What you should do – Set the listing down again in full, word for word, with the pictures left out.

○ ○ ○

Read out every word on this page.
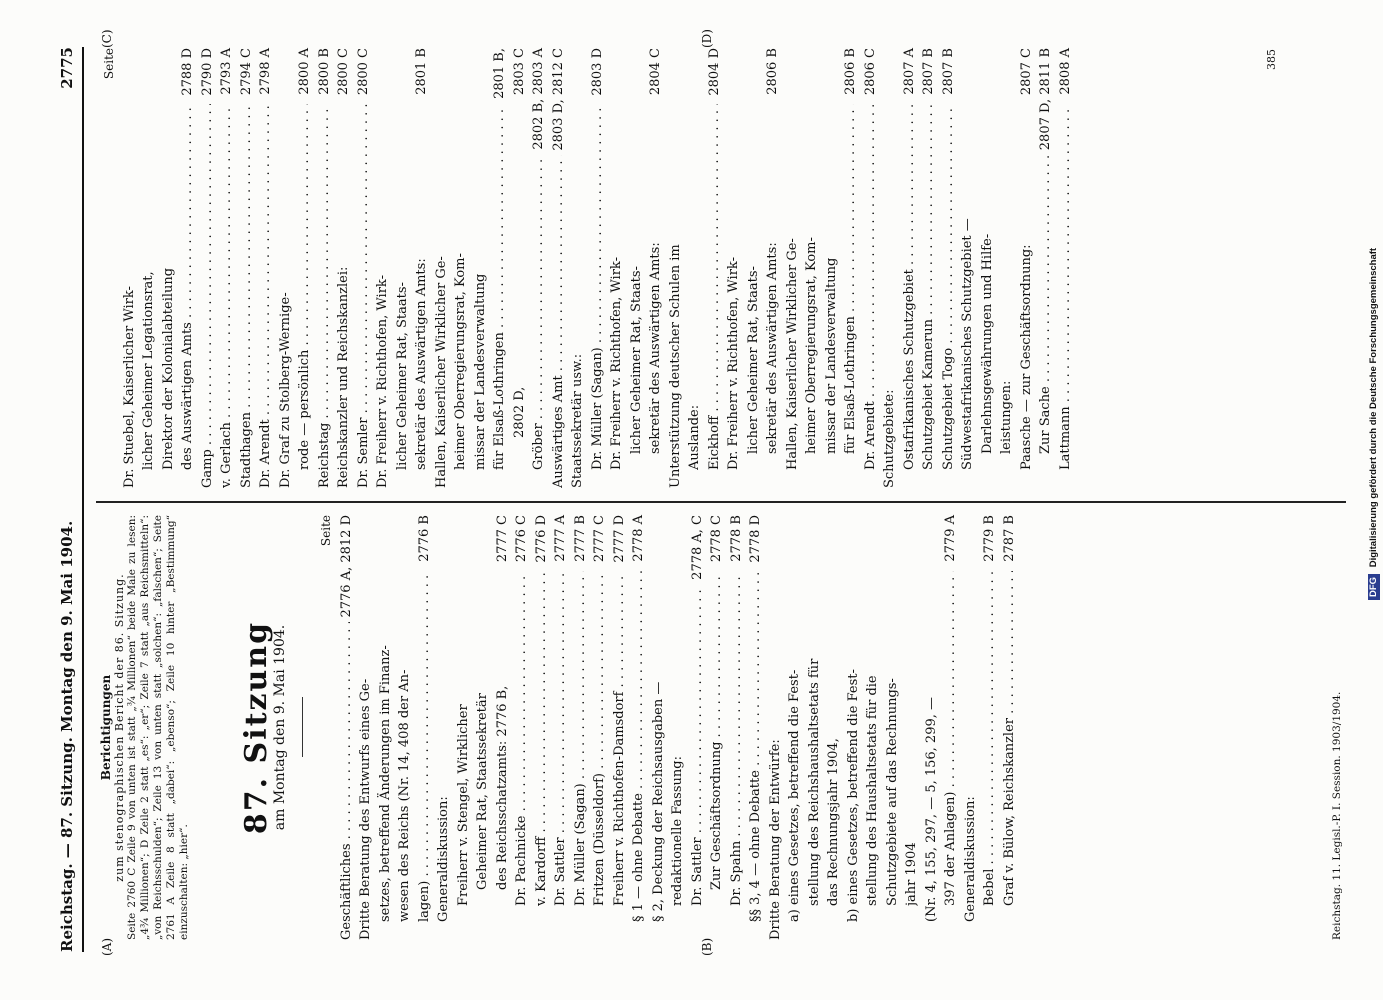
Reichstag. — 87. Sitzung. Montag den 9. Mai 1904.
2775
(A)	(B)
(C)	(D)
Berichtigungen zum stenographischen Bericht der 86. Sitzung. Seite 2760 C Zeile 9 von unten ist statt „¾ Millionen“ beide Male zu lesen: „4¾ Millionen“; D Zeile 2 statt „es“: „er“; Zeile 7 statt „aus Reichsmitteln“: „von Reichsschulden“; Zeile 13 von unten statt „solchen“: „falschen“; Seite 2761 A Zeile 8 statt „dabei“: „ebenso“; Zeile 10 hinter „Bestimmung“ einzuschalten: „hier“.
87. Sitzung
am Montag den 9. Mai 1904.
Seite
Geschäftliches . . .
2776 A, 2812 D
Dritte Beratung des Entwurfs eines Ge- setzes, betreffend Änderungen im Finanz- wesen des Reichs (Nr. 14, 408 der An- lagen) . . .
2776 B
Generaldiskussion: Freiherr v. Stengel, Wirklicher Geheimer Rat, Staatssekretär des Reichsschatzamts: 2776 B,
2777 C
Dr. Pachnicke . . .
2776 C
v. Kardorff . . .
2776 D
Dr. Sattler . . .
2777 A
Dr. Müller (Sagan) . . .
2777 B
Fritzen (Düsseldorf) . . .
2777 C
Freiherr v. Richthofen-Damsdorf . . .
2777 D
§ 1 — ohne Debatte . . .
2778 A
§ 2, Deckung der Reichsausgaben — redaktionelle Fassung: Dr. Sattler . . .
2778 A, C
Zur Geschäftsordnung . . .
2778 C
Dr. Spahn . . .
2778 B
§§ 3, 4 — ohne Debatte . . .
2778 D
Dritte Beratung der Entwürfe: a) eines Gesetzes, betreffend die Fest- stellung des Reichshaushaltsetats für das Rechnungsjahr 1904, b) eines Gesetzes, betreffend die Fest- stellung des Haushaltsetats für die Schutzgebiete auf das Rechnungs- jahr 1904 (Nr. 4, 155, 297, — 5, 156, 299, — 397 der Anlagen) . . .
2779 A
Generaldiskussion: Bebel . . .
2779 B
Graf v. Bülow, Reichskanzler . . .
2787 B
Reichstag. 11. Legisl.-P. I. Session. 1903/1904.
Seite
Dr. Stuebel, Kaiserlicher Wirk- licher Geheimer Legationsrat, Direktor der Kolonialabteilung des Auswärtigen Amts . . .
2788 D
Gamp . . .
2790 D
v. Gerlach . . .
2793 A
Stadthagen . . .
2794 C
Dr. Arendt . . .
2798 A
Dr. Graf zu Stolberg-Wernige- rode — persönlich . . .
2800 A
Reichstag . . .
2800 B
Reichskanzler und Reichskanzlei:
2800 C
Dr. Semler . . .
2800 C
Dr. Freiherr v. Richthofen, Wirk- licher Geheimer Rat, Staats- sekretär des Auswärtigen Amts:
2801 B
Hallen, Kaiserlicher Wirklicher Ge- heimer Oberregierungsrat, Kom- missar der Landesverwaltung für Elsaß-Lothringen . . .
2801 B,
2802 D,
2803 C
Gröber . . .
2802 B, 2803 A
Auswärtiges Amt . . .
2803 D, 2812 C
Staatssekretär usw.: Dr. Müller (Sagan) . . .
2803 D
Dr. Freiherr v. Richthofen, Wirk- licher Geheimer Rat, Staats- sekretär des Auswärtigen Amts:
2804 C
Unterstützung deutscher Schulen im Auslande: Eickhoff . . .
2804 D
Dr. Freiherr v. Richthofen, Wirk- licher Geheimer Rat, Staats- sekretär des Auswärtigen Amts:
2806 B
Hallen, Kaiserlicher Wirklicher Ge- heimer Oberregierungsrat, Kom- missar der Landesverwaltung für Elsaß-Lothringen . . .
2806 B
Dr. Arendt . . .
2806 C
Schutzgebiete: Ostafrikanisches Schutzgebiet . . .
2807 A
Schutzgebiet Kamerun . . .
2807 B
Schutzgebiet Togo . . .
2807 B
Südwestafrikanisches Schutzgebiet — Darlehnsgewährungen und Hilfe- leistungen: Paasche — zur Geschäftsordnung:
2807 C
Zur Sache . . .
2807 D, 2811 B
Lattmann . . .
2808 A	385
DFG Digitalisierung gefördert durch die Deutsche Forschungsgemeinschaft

○ ○ ○

Output of the task –
Read out every word on this page.
Reichstag. — 87. Sitzung. Montag den 9. Mai 1904.
2775
(A)	(B)
(C)	(D)
Berichtigungen zum stenographischen Bericht der 86. Sitzung. Seite 2760 C Zeile 9 von unten ist statt „¾ Millionen“ beide Male zu lesen: „4¾ Millionen“; D Zeile 2 statt „es“: „er“; Zeile 7 statt „aus Reichsmitteln“: „von Reichsschulden“; Zeile 13 von unten statt „solchen“: „falschen“; Seite 2761 A Zeile 8 statt „dabei“: „ebenso“; Zeile 10 hinter „Bestimmung“ einzuschalten: „hier“.
87. Sitzung
am Montag den 9. Mai 1904.
Seite
Geschäftliches . . .
2776 A, 2812 D
Dritte Beratung des Entwurfs eines Ge- setzes, betreffend Änderungen im Finanz- wesen des Reichs (Nr. 14, 408 der An- lagen) . . .
2776 B
Generaldiskussion: Freiherr v. Stengel, Wirklicher Geheimer Rat, Staatssekretär des Reichsschatzamts: 2776 B,
2777 C
Dr. Pachnicke . . .
2776 C
v. Kardorff . . .
2776 D
Dr. Sattler . . .
2777 A
Dr. Müller (Sagan) . . .
2777 B
Fritzen (Düsseldorf) . . .
2777 C
Freiherr v. Richthofen-Damsdorf . . .
2777 D
§ 1 — ohne Debatte . . .
2778 A
§ 2, Deckung der Reichsausgaben — redaktionelle Fassung: Dr. Sattler . . .
2778 A, C
Zur Geschäftsordnung . . .
2778 C
Dr. Spahn . . .
2778 B
§§ 3, 4 — ohne Debatte . . .
2778 D
Dritte Beratung der Entwürfe: a) eines Gesetzes, betreffend die Fest- stellung des Reichshaushaltsetats für das Rechnungsjahr 1904, b) eines Gesetzes, betreffend die Fest- stellung des Haushaltsetats für die Schutzgebiete auf das Rechnungs- jahr 1904 (Nr. 4, 155, 297, — 5, 156, 299, — 397 der Anlagen) . . .
2779 A
Generaldiskussion: Bebel . . .
2779 B
Graf v. Bülow, Reichskanzler . . .
2787 B
Reichstag. 11. Legisl.-P. I. Session. 1903/1904.
Seite
Dr. Stuebel, Kaiserlicher Wirk- licher Geheimer Legationsrat, Direktor der Kolonialabteilung des Auswärtigen Amts . . .
2788 D
Gamp . . .
2790 D
v. Gerlach . . .
2793 A
Stadthagen . . .
2794 C
Dr. Arendt . . .
2798 A
Dr. Graf zu Stolberg-Wernige- rode — persönlich . . .
2800 A
Reichstag . . .
2800 B
Reichskanzler und Reichskanzlei:
2800 C
Dr. Semler . . .
2800 C
Dr. Freiherr v. Richthofen, Wirk- licher Geheimer Rat, Staats- sekretär des Auswärtigen Amts:
2801 B
Hallen, Kaiserlicher Wirklicher Ge- heimer Oberregierungsrat, Kom- missar der Landesverwaltung für Elsaß-Lothringen . . .
2801 B,
2802 D,
2803 C
Gröber . . .
2802 B, 2803 A
Auswärtiges Amt . . .
2803 D, 2812 C
Staatssekretär usw.: Dr. Müller (Sagan) . . .
2803 D
Dr. Freiherr v. Richthofen, Wirk- licher Geheimer Rat, Staats- sekretär des Auswärtigen Amts:
2804 C
Unterstützung deutscher Schulen im Auslande: Eickhoff . . .
2804 D
Dr. Freiherr v. Richthofen, Wirk- licher Geheimer Rat, Staats- sekretär des Auswärtigen Amts:
2806 B
Hallen, Kaiserlicher Wirklicher Ge- heimer Oberregierungsrat, Kom- missar der Landesverwaltung für Elsaß-Lothringen . . .
2806 B
Dr. Arendt . . .
2806 C
Schutzgebiete: Ostafrikanisches Schutzgebiet . . .
2807 A
Schutzgebiet Kamerun . . .
2807 B
Schutzgebiet Togo . . .
2807 B
Südwestafrikanisches Schutzgebiet — Darlehnsgewährungen und Hilfe- leistungen: Paasche — zur Geschäftsordnung:
2807 C
Zur Sache . . .
2807 D, 2811 B
Lattmann . . .
2808 A	385
DFG Digitalisierung gefördert durch die Deutsche Forschungsgemeinschaft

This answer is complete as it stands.